Instrução:
Copie novamente, sem alterar nada, as linhas das entradas abaixo, começando na linha que contém "65, 1655, 87]" e parando depois da linha que contém "515, 1294, 580]".

Linhas armazenadas:
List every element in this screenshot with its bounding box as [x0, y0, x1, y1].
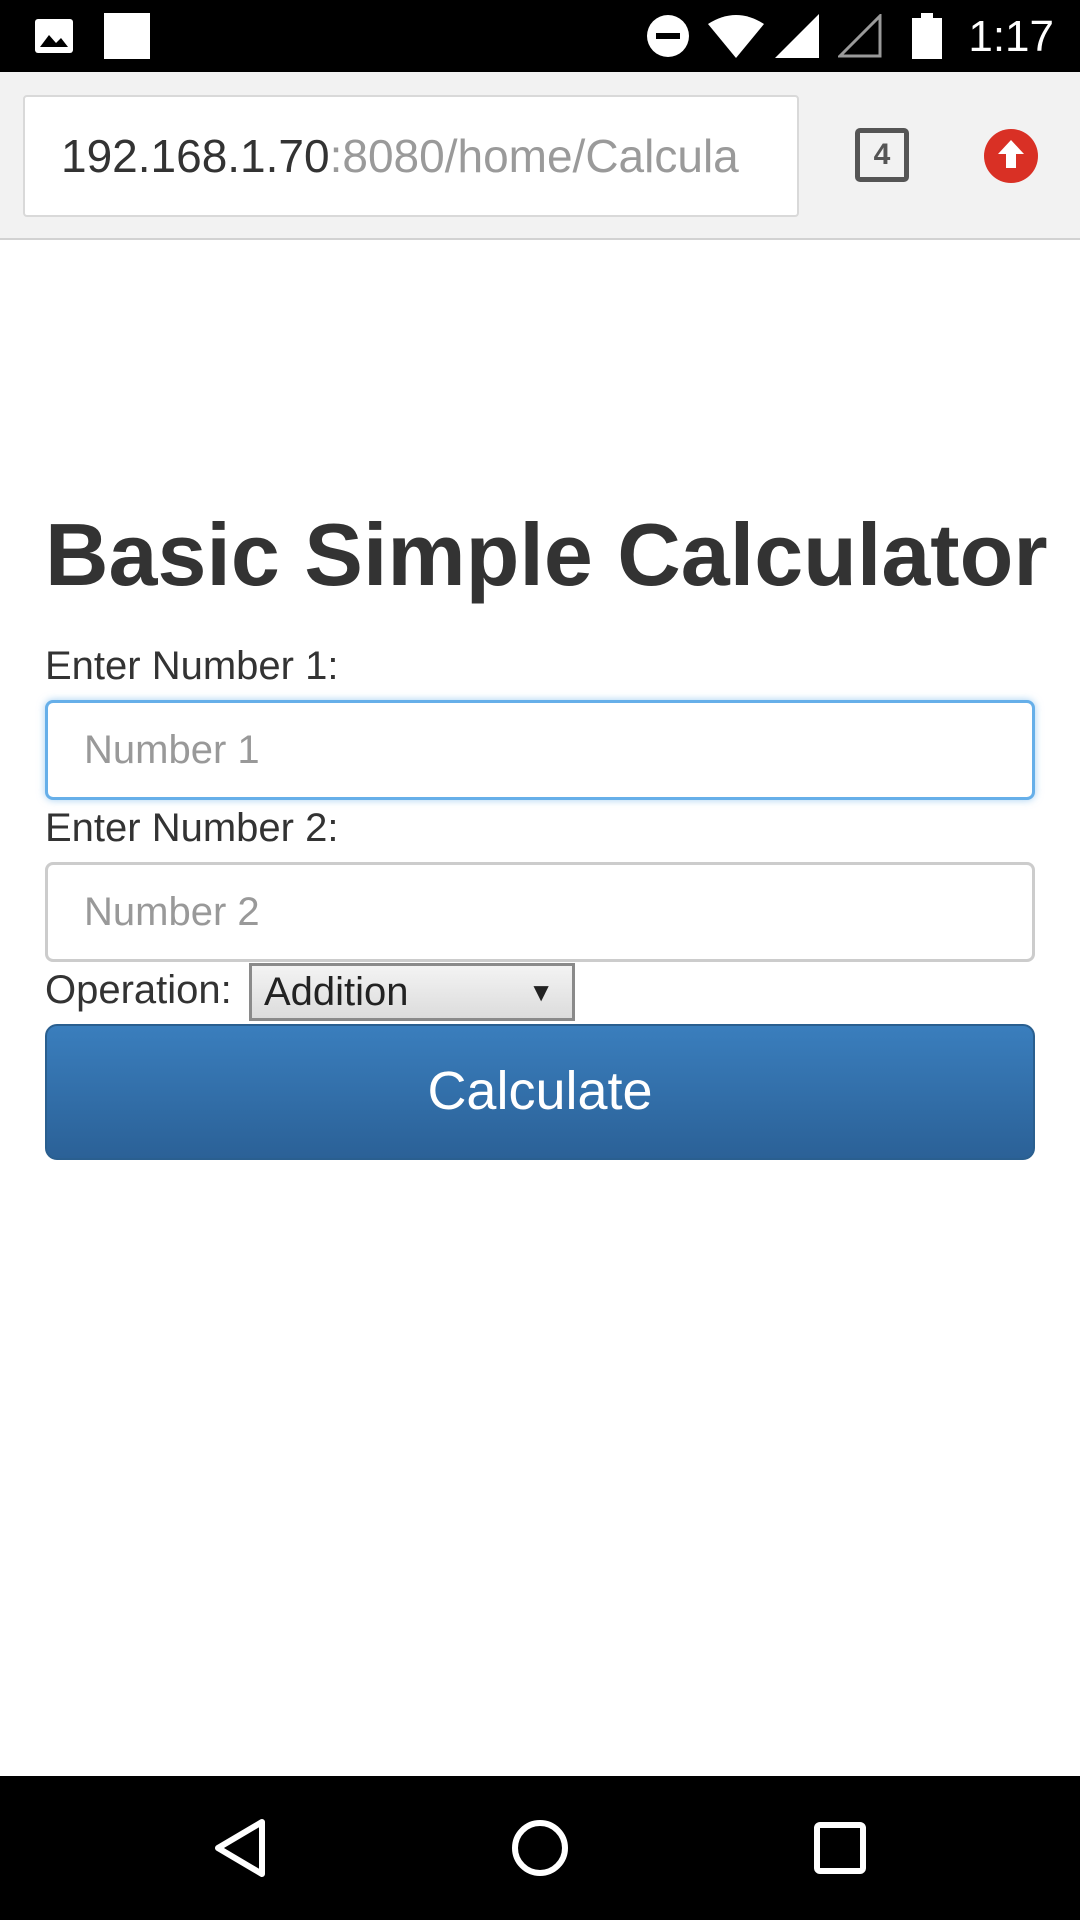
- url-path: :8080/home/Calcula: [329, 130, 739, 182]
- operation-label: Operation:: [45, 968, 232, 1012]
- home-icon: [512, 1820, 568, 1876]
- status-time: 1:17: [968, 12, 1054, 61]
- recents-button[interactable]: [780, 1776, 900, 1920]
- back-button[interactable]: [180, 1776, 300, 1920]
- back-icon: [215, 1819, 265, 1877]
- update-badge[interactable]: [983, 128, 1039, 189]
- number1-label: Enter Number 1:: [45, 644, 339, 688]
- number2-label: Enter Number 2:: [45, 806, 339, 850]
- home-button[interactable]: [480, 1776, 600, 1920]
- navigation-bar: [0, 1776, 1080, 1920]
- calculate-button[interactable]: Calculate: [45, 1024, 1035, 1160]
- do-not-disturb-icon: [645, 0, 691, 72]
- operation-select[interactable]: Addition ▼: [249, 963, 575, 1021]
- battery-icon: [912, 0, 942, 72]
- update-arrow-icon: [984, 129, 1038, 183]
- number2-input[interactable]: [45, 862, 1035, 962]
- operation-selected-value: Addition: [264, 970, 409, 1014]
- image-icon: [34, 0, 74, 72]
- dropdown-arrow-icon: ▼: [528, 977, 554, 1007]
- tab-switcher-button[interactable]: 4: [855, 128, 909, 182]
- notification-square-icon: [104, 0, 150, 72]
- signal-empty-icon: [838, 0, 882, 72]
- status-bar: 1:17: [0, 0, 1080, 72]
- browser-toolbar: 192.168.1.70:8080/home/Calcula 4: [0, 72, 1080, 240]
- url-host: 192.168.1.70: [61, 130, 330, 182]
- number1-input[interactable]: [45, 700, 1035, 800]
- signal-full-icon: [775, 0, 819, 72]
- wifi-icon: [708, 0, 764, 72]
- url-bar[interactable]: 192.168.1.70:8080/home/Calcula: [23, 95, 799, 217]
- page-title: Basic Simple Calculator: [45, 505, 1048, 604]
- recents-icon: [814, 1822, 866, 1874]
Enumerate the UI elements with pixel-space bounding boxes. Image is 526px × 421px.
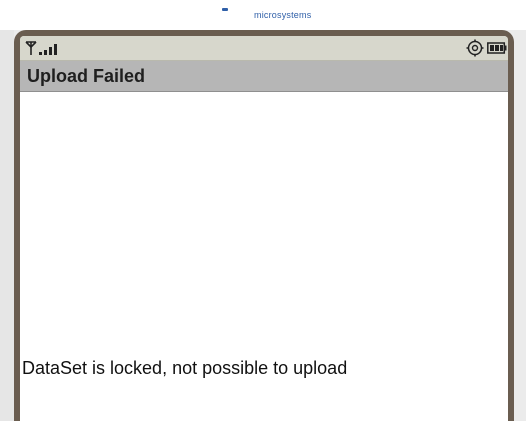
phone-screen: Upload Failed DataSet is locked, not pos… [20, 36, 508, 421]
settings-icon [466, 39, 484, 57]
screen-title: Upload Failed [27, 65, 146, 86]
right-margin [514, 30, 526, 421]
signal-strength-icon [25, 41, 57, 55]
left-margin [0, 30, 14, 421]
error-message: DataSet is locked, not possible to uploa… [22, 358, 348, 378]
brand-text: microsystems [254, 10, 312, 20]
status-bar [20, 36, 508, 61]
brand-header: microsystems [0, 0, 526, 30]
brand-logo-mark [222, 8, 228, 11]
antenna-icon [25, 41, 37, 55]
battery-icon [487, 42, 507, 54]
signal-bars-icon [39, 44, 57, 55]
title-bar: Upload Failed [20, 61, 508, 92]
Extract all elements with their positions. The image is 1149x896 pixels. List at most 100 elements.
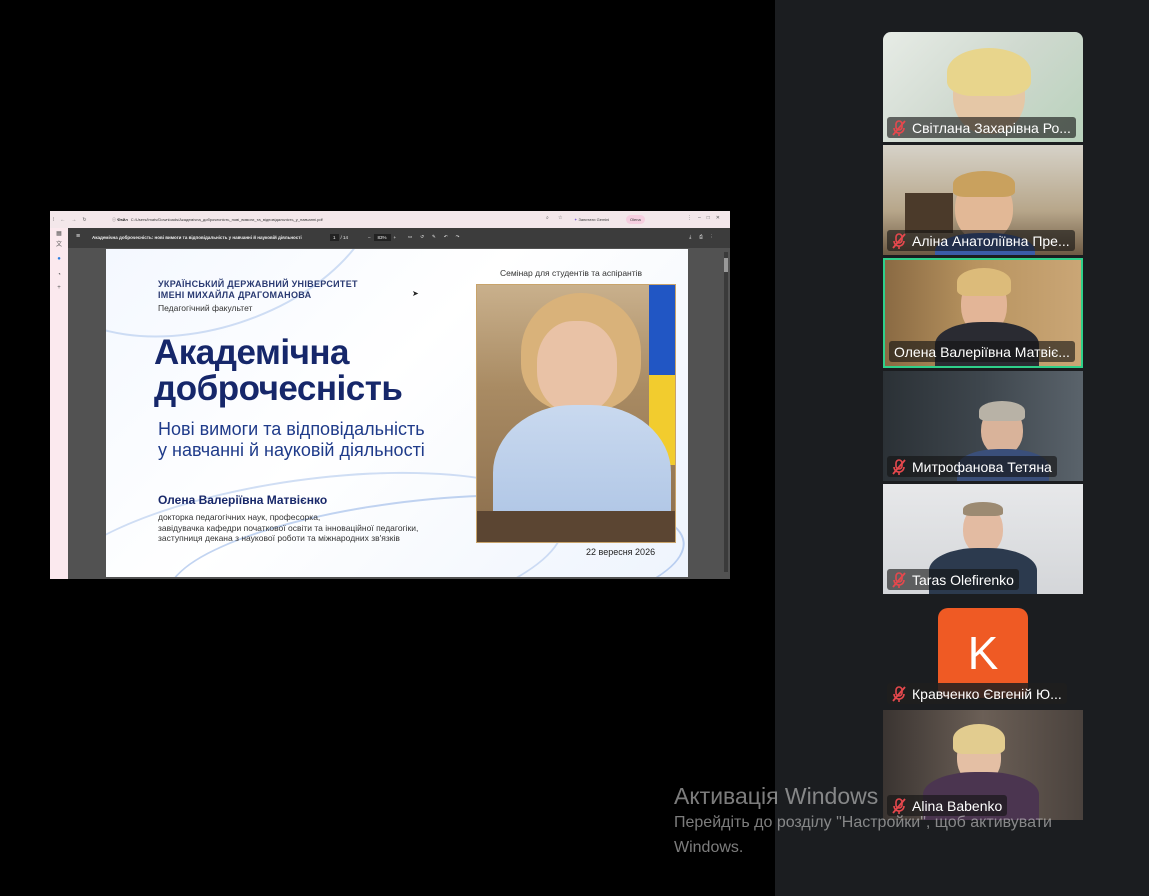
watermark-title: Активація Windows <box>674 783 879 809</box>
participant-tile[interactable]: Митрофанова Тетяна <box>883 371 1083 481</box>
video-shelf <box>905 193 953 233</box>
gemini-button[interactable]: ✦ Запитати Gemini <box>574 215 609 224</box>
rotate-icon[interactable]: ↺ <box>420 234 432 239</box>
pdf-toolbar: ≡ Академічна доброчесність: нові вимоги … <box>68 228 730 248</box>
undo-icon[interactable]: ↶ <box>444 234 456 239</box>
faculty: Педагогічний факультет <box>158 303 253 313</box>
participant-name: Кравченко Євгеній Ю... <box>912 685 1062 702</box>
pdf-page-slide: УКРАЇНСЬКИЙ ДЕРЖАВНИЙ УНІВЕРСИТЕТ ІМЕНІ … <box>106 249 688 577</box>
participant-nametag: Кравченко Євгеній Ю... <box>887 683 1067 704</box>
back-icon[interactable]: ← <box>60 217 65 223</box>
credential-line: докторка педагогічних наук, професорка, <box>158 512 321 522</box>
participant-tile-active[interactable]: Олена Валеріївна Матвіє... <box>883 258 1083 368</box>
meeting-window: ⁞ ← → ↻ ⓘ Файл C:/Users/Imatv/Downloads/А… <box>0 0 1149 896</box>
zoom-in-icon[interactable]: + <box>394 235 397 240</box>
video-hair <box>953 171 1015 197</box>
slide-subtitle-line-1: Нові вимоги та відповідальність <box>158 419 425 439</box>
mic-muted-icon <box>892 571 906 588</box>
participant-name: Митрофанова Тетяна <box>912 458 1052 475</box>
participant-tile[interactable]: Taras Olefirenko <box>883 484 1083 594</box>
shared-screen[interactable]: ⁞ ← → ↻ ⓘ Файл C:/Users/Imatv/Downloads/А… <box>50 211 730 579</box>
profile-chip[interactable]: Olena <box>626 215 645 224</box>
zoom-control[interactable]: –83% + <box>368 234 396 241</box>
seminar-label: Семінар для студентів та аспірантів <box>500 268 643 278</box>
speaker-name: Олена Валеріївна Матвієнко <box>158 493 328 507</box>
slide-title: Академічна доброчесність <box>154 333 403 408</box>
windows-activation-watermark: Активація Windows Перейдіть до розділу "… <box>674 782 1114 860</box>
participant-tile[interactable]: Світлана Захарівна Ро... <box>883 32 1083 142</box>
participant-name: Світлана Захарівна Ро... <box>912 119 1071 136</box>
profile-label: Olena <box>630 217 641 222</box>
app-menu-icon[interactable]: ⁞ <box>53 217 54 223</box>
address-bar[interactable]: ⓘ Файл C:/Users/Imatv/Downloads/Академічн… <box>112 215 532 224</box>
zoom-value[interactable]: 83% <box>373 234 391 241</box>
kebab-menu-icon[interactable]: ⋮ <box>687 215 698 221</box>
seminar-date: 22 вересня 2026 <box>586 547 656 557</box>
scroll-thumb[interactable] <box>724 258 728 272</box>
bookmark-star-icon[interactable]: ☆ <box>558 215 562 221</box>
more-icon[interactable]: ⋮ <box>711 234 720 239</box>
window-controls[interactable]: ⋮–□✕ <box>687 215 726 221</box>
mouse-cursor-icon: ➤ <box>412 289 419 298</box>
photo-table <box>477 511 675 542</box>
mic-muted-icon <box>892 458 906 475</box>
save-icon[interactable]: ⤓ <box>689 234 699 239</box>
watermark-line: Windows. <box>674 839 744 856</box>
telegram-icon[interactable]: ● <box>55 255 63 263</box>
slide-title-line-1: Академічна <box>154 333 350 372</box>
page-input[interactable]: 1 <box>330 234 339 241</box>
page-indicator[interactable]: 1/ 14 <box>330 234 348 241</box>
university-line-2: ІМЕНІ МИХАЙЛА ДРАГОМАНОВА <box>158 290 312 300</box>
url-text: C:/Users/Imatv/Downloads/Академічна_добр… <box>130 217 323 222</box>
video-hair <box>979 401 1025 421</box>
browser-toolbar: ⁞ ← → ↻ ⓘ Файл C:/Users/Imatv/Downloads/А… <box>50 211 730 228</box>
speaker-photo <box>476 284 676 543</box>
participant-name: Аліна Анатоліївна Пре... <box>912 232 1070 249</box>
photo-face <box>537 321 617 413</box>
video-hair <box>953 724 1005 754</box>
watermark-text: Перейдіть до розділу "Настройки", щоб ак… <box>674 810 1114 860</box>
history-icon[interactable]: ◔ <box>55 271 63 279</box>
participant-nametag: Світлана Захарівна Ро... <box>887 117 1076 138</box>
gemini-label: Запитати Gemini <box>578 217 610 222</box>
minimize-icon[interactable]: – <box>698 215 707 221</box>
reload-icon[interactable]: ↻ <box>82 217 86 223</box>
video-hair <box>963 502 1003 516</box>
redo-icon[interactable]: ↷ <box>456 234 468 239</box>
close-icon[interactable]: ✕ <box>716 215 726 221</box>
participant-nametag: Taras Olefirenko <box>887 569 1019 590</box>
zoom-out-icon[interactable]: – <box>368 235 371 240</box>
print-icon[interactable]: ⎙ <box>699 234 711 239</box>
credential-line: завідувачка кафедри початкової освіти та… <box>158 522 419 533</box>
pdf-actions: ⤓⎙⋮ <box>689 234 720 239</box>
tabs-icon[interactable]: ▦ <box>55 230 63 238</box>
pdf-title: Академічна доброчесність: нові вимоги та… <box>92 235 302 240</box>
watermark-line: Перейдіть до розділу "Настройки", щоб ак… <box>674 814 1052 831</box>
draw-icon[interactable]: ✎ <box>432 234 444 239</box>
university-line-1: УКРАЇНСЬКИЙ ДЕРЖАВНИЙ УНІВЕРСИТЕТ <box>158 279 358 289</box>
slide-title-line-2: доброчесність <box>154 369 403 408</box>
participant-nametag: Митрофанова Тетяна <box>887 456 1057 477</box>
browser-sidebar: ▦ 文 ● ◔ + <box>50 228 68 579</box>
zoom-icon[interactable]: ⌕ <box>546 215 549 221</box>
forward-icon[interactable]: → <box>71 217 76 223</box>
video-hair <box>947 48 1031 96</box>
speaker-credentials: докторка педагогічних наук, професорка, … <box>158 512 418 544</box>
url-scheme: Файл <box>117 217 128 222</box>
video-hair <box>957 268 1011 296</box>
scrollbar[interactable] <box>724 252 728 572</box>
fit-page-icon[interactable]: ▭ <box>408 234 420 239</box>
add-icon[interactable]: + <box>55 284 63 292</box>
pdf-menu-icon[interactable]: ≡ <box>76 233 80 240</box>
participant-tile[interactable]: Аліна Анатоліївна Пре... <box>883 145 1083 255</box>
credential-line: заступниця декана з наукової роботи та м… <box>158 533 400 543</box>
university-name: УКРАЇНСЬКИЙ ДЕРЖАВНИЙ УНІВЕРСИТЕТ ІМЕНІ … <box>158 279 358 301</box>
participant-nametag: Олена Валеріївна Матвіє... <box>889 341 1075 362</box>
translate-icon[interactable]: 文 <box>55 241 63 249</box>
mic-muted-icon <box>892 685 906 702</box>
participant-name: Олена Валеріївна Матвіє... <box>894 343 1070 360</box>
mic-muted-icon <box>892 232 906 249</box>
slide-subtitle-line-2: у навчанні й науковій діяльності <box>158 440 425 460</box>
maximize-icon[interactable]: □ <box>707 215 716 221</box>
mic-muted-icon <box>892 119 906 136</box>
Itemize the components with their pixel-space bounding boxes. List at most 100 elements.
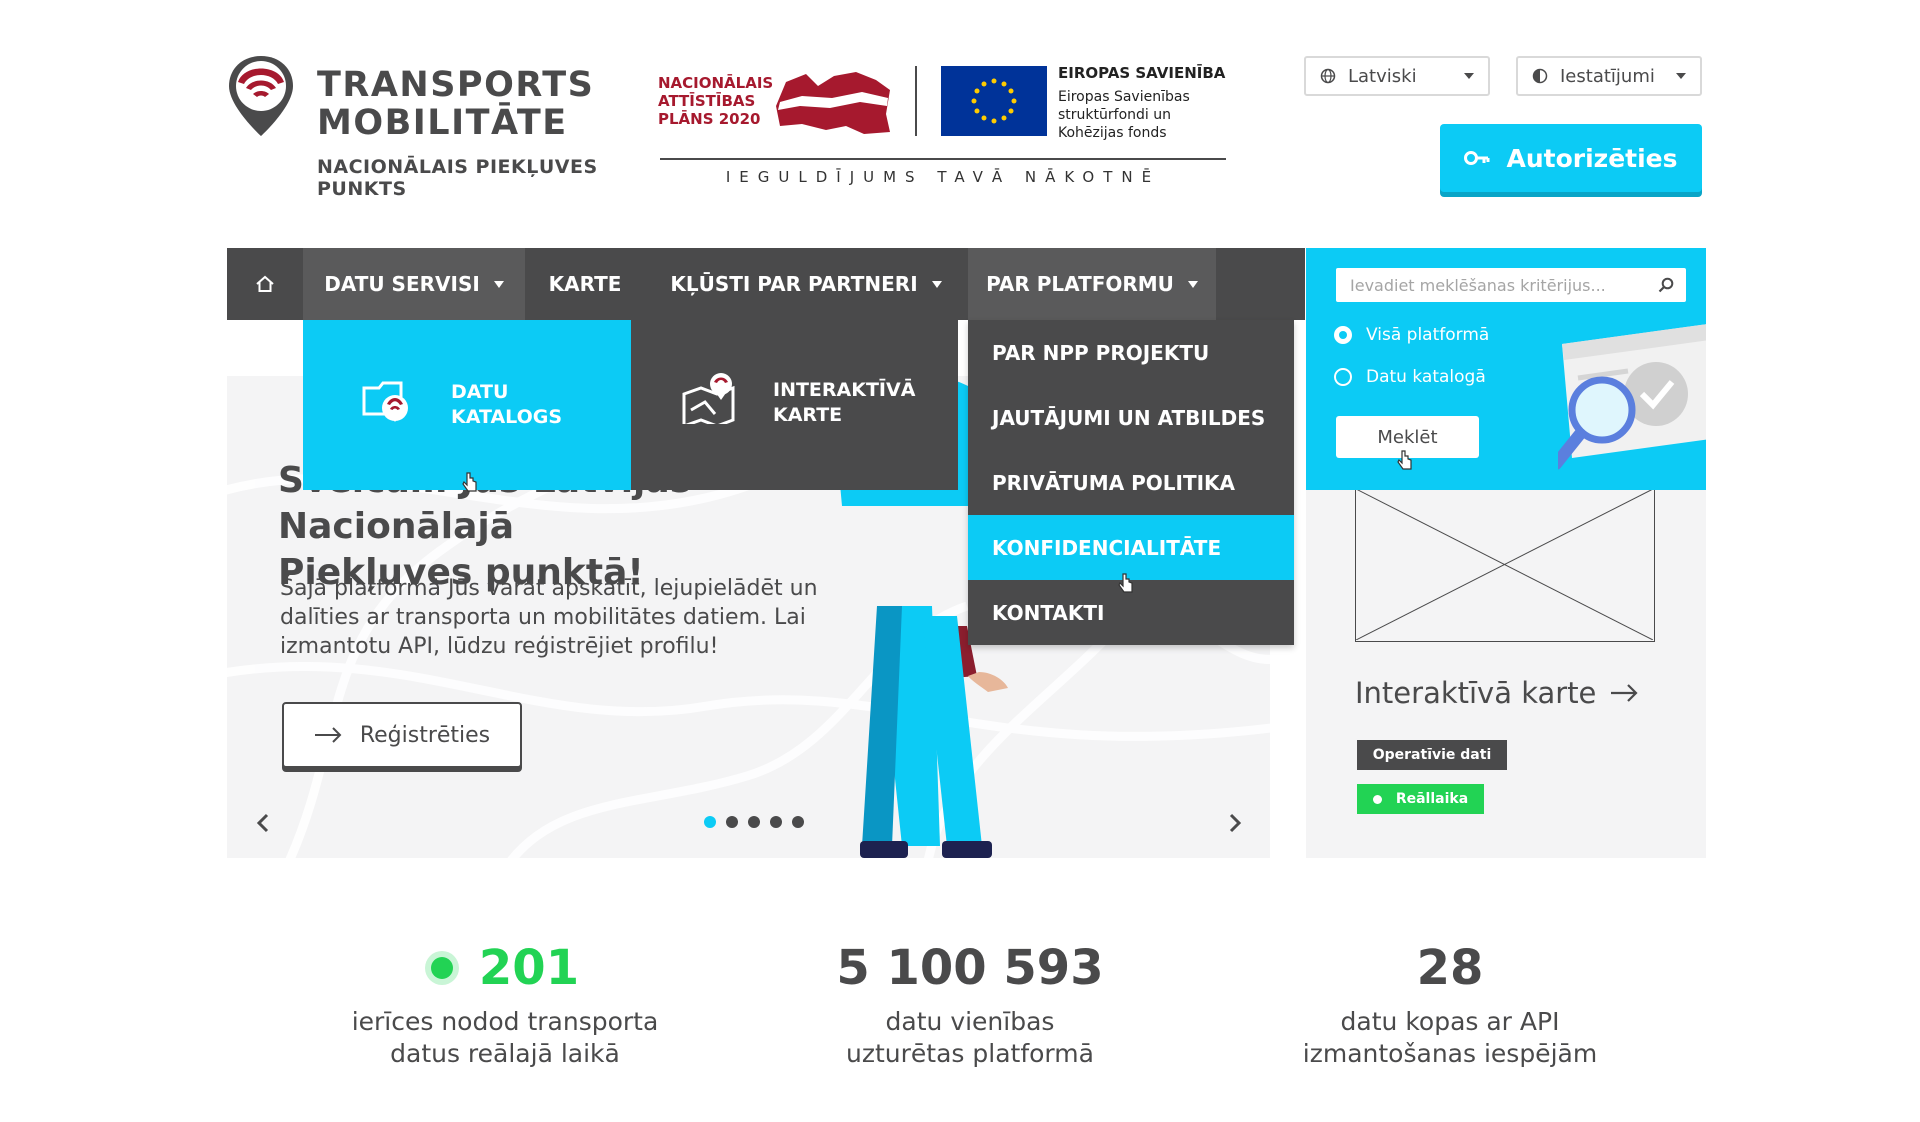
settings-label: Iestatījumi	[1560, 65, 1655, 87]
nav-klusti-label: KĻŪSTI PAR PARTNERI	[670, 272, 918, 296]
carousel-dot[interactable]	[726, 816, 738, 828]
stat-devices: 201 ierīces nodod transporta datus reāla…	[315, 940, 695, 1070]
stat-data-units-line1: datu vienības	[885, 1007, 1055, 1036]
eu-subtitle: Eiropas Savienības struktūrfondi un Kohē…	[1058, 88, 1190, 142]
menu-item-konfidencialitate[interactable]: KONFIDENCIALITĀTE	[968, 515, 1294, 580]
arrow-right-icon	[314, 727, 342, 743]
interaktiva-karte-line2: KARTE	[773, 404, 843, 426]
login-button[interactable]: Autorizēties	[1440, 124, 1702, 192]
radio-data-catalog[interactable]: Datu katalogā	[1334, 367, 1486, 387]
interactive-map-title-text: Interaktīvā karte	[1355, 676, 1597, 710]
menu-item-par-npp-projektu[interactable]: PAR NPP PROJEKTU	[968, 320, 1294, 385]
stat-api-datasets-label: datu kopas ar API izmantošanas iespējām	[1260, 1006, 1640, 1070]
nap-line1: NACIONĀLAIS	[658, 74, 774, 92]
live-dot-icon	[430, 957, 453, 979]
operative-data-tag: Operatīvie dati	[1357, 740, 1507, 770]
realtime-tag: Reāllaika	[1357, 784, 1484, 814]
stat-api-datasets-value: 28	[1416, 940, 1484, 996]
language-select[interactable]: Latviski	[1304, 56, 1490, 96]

Resposta:
settings-label: Iestatījumi	[1560, 65, 1655, 87]
nav-klusti-label: KĻŪSTI PAR PARTNERI	[670, 272, 918, 296]
carousel-dot[interactable]	[726, 816, 738, 828]
stat-devices: 201 ierīces nodod transporta datus reāla…	[315, 940, 695, 1070]
stat-data-units-line1: datu vienības	[885, 1007, 1055, 1036]
eu-subtitle: Eiropas Savienības struktūrfondi un Kohē…	[1058, 88, 1190, 142]
menu-item-konfidencialitate[interactable]: KONFIDENCIALITĀTE	[968, 515, 1294, 580]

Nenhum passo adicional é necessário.